---- THE DATA
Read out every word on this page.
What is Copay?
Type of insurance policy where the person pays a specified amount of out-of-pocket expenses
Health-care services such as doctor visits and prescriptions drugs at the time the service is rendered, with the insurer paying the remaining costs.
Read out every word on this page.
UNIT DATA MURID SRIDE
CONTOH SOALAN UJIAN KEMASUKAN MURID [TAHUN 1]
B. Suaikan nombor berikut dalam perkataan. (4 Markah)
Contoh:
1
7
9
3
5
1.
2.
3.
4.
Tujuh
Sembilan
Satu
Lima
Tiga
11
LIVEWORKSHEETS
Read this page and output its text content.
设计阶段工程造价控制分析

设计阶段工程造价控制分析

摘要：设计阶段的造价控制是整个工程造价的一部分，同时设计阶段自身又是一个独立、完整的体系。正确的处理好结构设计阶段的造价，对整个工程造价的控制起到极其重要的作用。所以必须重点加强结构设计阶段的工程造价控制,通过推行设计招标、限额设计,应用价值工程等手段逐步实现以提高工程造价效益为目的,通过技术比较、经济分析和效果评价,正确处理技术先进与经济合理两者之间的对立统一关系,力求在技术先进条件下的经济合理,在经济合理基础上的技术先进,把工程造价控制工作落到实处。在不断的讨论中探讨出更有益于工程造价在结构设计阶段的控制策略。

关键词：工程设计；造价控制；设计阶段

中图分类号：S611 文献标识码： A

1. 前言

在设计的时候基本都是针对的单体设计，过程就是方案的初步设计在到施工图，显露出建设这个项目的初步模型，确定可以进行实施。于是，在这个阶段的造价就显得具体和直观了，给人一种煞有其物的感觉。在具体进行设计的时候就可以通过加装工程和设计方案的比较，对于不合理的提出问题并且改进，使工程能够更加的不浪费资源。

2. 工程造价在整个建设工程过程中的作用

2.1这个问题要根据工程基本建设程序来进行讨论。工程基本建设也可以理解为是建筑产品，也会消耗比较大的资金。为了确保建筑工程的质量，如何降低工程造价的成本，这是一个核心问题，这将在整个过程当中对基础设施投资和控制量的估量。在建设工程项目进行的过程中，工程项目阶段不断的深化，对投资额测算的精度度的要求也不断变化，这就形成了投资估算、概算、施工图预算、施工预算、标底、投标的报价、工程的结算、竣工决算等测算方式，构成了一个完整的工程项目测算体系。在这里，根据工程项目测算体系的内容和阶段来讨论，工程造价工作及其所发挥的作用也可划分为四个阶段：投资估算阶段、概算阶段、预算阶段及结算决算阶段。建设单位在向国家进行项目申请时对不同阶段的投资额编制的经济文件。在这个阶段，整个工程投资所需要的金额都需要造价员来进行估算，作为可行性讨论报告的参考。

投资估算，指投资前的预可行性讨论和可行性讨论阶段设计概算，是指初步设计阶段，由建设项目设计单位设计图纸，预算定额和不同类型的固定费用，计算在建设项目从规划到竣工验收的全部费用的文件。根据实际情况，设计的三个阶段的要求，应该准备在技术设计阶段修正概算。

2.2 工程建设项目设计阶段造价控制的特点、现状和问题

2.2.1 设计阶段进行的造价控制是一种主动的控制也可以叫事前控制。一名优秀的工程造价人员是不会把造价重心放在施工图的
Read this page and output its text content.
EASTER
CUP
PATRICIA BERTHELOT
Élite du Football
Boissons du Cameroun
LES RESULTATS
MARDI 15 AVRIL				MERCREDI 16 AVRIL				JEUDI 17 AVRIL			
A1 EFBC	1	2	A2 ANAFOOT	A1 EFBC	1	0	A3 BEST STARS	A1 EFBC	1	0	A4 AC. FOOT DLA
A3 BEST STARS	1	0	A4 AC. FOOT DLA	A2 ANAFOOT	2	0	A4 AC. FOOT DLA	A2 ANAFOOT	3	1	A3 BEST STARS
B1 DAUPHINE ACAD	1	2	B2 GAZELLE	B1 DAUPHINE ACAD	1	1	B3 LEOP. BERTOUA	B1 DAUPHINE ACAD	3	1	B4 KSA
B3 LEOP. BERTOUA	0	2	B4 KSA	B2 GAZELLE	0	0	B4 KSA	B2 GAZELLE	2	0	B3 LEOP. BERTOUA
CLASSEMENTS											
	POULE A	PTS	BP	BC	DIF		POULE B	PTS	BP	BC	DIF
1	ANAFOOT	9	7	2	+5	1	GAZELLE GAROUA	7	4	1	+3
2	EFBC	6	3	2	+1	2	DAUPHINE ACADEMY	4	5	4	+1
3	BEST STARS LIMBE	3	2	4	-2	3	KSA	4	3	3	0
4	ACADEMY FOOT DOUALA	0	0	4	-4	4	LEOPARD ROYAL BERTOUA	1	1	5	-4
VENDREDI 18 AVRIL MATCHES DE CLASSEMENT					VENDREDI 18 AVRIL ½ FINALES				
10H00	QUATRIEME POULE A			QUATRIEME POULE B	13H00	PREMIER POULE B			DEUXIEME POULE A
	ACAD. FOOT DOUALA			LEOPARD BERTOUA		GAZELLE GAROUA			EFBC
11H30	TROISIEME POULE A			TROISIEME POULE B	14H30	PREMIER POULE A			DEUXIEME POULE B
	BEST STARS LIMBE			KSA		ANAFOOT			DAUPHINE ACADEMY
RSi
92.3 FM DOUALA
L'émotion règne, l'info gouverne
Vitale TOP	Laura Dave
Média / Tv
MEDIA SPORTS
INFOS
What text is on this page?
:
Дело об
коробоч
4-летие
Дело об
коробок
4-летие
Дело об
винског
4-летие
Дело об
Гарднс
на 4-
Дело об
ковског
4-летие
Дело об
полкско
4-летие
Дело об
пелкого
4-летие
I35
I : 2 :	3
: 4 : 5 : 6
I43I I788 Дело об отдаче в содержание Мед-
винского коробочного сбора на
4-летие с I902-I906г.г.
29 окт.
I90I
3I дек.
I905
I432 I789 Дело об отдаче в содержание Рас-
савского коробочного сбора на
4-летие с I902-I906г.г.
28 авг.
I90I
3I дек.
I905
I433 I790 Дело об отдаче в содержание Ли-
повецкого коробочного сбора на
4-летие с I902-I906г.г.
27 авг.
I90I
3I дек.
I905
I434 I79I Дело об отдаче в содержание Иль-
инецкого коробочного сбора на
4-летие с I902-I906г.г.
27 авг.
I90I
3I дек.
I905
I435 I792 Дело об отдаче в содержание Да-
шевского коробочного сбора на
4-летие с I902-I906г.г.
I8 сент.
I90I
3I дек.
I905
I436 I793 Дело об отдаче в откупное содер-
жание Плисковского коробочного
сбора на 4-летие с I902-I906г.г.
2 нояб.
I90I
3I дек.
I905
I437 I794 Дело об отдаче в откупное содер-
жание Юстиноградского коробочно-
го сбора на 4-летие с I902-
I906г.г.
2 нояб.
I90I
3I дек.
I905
--------
> CHALLENGE: Pick out every line above that holds the word "LEOPARD" and copy it.

> ANSWER BELOW:
4	ACADEMY FOOT DOUALA	0	0	4	-4	4	LEOPARD ROYAL BERTOUA	1	1	5	-4
	ACAD. FOOT DOUALA			LEOPARD BERTOUA		GAZELLE GAROUA			EFBC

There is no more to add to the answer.